Requisitos de la tarea.
Escribe la continuación de la reseña de la película dirigida por Raúl Arévalo, que aparece más abajo, a partir de su última frase.

Bloque de texto.
────────────────
¡Vuelve a rodar, Raúl!

¡Vuelve a rodar, Raúl!

Un comienzo angustioso anticipa perfectamente lo que vamos a ver después: una historia de venganza macerada desde el rencor durante ocho años por José, una persona de aspecto reposado interpretada por Antonio de la Torre.  

La trama la divide el director en cinco partes: El bar, la familia, Ana, Curro y la Ira. Durante las cuatro primeras se encarga de dar pinceladas de los personajes mediante pequeños viajes en el tiempo para adentrarnos en una road movie frenética al comenzar la Ira.

No veo fallos en el guión, que sigue una estructura impecable, aunque quizás peque de querer dejar todo demasiado atado sin dar cabida a la imaginación en algunos momentos. Pero, claro, que me nombre alguien un libreto perfecto. La dirección es asombrosa y dan ganas de, al volver a casa, recrearte con otra película del director. Pero no, de momento no es posible, aunque lo será.

La cámara agobia al espectador a lo Von Trier —sin Dogma 95— con esa presencia cercana al actor que no permite perder ni un detalle de su anatomía, y al rodar en súper 16 mm. complementa ese aspecto de película “sucia” que es perfecta para la trama turbia en cuestión. Veo influencias muy claras de Alberto Rodríguez —con quien Raúl Arévalo trabajó como actor en ‘La isla mínima’— y, de hecho, uno de los agradecimientos de los títulos de crédito es «para todos los directores con los que trabajé  y de los que aprendí tanto».

Los personajes —perfectamente retratados— son interpretados con éxito por todo el reparto, que parece ser que fue elegido a dedo por Raúl Arévalo, porque quería rodearse de gente de su total confianza, y, viendo el resultado, es para levantarse y aplaudirlo durante largos minutos.  Que las actuaciones sean magistrales habla muy bien del novel director, bien porque es capaz de transmitir y hacer creer a su reparto o bien porque consigue que éste acepte que lo que le proponen lo debe hacer y lo ejecute.
────────────────
Datos proporcionados.
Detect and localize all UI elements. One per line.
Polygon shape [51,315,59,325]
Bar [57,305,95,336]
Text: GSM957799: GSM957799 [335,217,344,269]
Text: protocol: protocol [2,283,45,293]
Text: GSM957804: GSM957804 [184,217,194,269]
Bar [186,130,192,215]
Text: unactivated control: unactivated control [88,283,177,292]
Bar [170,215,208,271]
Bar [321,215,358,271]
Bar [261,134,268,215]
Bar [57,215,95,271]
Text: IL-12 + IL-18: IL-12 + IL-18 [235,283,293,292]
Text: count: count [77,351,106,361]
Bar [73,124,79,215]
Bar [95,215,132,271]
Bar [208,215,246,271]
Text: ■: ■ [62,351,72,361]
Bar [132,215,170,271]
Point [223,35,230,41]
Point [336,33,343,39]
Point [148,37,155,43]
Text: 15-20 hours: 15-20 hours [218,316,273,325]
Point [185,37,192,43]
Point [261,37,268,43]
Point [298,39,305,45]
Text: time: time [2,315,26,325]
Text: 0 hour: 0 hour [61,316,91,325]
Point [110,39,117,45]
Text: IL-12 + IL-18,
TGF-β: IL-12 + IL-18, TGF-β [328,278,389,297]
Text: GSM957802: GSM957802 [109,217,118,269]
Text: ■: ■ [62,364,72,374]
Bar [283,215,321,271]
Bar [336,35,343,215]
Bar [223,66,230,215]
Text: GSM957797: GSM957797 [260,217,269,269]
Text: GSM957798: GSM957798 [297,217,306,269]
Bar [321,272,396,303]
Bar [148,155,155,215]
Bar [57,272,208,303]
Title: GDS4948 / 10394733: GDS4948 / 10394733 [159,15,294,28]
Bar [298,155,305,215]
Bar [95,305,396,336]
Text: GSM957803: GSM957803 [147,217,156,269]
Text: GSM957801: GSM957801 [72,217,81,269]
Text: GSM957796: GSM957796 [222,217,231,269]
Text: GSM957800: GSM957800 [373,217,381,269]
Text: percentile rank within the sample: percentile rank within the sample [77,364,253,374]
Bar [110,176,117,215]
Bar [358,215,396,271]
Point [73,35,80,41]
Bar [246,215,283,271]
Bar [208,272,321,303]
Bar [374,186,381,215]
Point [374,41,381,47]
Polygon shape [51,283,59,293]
────────────────
Respuesta.
Los registros de Antonio de la Torre son inacabables y aquí —evocando algunos anteriores— no pierde ese estado de gracia que lo acompaña desde no sé ya cuántas películas. Él es José —el iracundo protagonista— que desde su imagen sosegada —sólo alterada por sus ojos de deseo hacia Ana, extraordinaria Ruth Díaz— consigue evolucionar un poco en sentido contrario al impulsivo Curro —inmenso Luis Callejo, marido de Ana y víctima de su propio silencio por proteger a su amada—. Sobre ellos cae el peso de los 90 minutos de metraje, pero no quiero dejar de mencionar a Manolo Solo, que nos regala la actuación más brillante con unos escasos cinco minutos que espero que no le priven de optar al Goya porque son lo mejor del cine en muchos años.

Raúl, vuelve a rodar pronto, porque sé que cuando acabe tu próxima proyección volveré ansioso a casa para seguir disfrutando de tu arte con ‘Tarde para la ira’.